Set down the whole listing verbatim.

**Source material**:
:::

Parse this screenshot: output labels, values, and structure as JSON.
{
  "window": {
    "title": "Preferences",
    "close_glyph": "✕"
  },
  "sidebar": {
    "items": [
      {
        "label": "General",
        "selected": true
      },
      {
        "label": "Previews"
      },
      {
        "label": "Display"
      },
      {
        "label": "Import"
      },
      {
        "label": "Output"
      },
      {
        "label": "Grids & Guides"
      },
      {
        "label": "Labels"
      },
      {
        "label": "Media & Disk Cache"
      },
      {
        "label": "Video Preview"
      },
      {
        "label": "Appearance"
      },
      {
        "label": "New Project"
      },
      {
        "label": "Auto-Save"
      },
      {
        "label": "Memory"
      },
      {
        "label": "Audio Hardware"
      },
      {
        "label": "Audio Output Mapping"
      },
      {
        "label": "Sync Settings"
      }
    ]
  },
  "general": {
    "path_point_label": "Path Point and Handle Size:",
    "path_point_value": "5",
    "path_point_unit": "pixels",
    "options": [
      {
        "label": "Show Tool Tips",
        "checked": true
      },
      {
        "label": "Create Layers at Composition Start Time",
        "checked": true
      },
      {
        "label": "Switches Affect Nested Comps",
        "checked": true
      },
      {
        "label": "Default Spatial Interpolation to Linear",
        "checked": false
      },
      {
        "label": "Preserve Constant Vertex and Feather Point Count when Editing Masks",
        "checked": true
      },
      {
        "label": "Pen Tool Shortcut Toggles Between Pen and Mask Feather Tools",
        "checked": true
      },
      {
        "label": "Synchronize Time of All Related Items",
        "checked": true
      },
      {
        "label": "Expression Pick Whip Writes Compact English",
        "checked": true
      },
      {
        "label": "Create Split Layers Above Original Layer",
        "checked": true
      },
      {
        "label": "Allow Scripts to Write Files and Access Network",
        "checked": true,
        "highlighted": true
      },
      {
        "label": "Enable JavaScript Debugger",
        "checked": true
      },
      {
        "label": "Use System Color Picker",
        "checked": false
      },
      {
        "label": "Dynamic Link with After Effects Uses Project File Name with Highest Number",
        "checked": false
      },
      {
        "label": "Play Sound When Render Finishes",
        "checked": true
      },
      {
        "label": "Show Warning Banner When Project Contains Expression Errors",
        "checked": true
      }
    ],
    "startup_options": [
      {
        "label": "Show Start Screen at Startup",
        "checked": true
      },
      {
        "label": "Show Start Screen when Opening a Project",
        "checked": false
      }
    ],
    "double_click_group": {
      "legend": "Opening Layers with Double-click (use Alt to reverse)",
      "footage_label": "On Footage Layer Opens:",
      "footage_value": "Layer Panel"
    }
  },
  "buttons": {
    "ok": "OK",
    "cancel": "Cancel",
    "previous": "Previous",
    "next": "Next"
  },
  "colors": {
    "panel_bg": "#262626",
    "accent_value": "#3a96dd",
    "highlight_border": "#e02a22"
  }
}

:::

**Solution**:
Parse this screenshot: output labels, values, and structure as JSON.
{
  "window": {
    "title": "Preferences",
    "close_glyph": "✕"
  },
  "sidebar": {
    "items": [
      {
        "label": "General",
        "selected": true
      },
      {
        "label": "Previews"
      },
      {
        "label": "Display"
      },
      {
        "label": "Import"
      },
      {
        "label": "Output"
      },
      {
        "label": "Grids & Guides"
      },
      {
        "label": "Labels"
      },
      {
        "label": "Media & Disk Cache"
      },
      {
        "label": "Video Preview"
      },
      {
        "label": "Appearance"
      },
      {
        "label": "New Project"
      },
      {
        "label": "Auto-Save"
      },
      {
        "label": "Memory"
      },
      {
        "label": "Audio Hardware"
      },
      {
        "label": "Audio Output Mapping"
      },
      {
        "label": "Sync Settings"
      }
    ]
  },
  "general": {
    "path_point_label": "Path Point and Handle Size:",
    "path_point_value": "5",
    "path_point_unit": "pixels",
    "options": [
      {
        "label": "Show Tool Tips",
        "checked": true
      },
      {
        "label": "Create Layers at Composition Start Time",
        "checked": true
      },
      {
        "label": "Switches Affect Nested Comps",
        "checked": true
      },
      {
        "label": "Default Spatial Interpolation to Linear",
        "checked": false
      },
      {
        "label": "Preserve Constant Vertex and Feather Point Count when Editing Masks",
        "checked": true
      },
      {
        "label": "Pen Tool Shortcut Toggles Between Pen and Mask Feather Tools",
        "checked": true
      },
      {
        "label": "Synchronize Time of All Related Items",
        "checked": true
      },
      {
        "label": "Expression Pick Whip Writes Compact English",
        "checked": true
      },
      {
        "label": "Create Split Layers Above Original Layer",
        "checked": true
      },
      {
        "label": "Allow Scripts to Write Files and Access Network",
        "checked": true,
        "highlighted": true
      },
      {
        "label": "Enable JavaScript Debugger",
        "checked": true
      },
      {
        "label": "Use System Color Picker",
        "checked": false
      },
      {
        "label": "Dynamic Link with After Effects Uses Project File Name with Highest Number",
        "checked": false
      },
      {
        "label": "Play Sound When Render Finishes",
        "checked": true
      },
      {
        "label": "Show Warning Banner When Project Contains Expression Errors",
        "checked": true
      }
    ],
    "startup_options": [
      {
        "label": "Show Start Screen at Startup",
        "checked": true
      },
      {
        "label": "Show Start Screen when Opening a Project",
        "checked": false
      }
    ],
    "double_click_group": {
      "legend": "Opening Layers with Double-click (use Alt to reverse)",
      "footage_label": "On Footage Layer Opens:",
      "footage_value": "Layer Panel"
    }
  },
  "buttons": {
    "ok": "OK",
    "cancel": "Cancel",
    "previous": "Previous",
    "next": "Next"
  },
  "colors": {
    "panel_bg": "#262626",
    "accent_value": "#3a96dd",
    "highlight_border": "#e02a22"
  }
}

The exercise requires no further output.